**LISTED RECORDS**
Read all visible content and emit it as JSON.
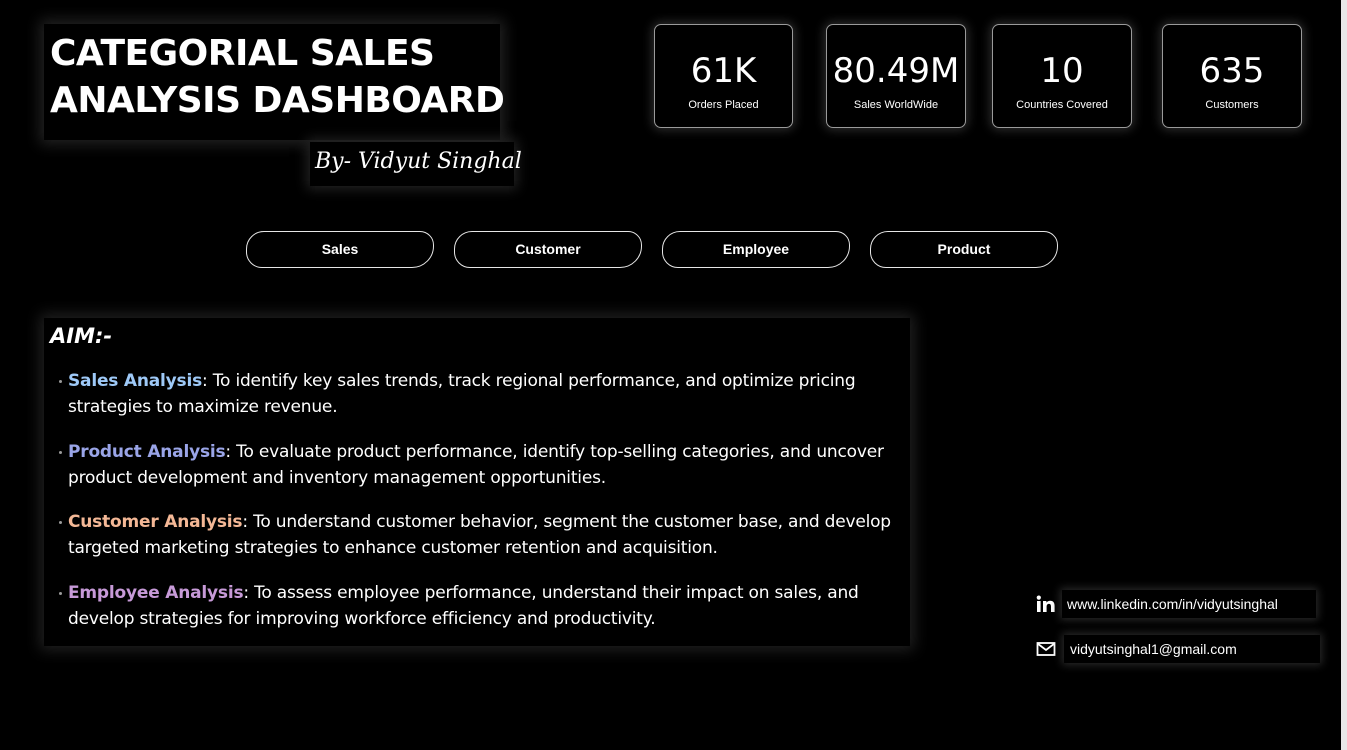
{
  "header": {
    "title": "CATEGORIAL SALES\nANALYSIS DASHBOARD",
    "author": "By- Vidyut Singhal"
  },
  "kpis": [
    {
      "value": "61K",
      "label": "Orders Placed"
    },
    {
      "value": "80.49M",
      "label": "Sales WorldWide"
    },
    {
      "value": "10",
      "label": "Countries Covered"
    },
    {
      "value": "635",
      "label": "Customers"
    }
  ],
  "nav": {
    "tabs": [
      {
        "label": "Sales"
      },
      {
        "label": "Customer"
      },
      {
        "label": "Employee"
      },
      {
        "label": "Product"
      }
    ]
  },
  "aim": {
    "heading": "AIM:-",
    "items": [
      {
        "title": "Sales Analysis",
        "color": "#9ec9f7",
        "text": ": To identify key sales trends, track regional performance, and optimize pricing strategies to maximize revenue."
      },
      {
        "title": "Product Analysis",
        "color": "#9aa5e8",
        "text": ": To evaluate product performance, identify top-selling categories, and uncover product development and inventory management opportunities."
      },
      {
        "title": "Customer Analysis",
        "color": "#f4b896",
        "text": ": To understand customer behavior, segment the customer base, and develop targeted marketing strategies to enhance customer retention and acquisition."
      },
      {
        "title": "Employee Analysis",
        "color": "#c79ad8",
        "text": ": To assess employee performance, understand their impact on sales, and develop strategies for improving workforce efficiency and productivity."
      }
    ]
  },
  "contacts": {
    "linkedin": {
      "text": "www.linkedin.com/in/vidyutsinghal",
      "icon": "linkedin-icon"
    },
    "email": {
      "text": "vidyutsinghal1@gmail.com",
      "icon": "mail-icon"
    }
  },
  "colors": {
    "background": "#000000",
    "text": "#ffffff",
    "card_border": "#9a9a9a"
  }
}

**WHAT NEEDS TO BE DONE**
Write only the number of lines in the data above that include "performance".

**RESULT OF THIS TASK**
3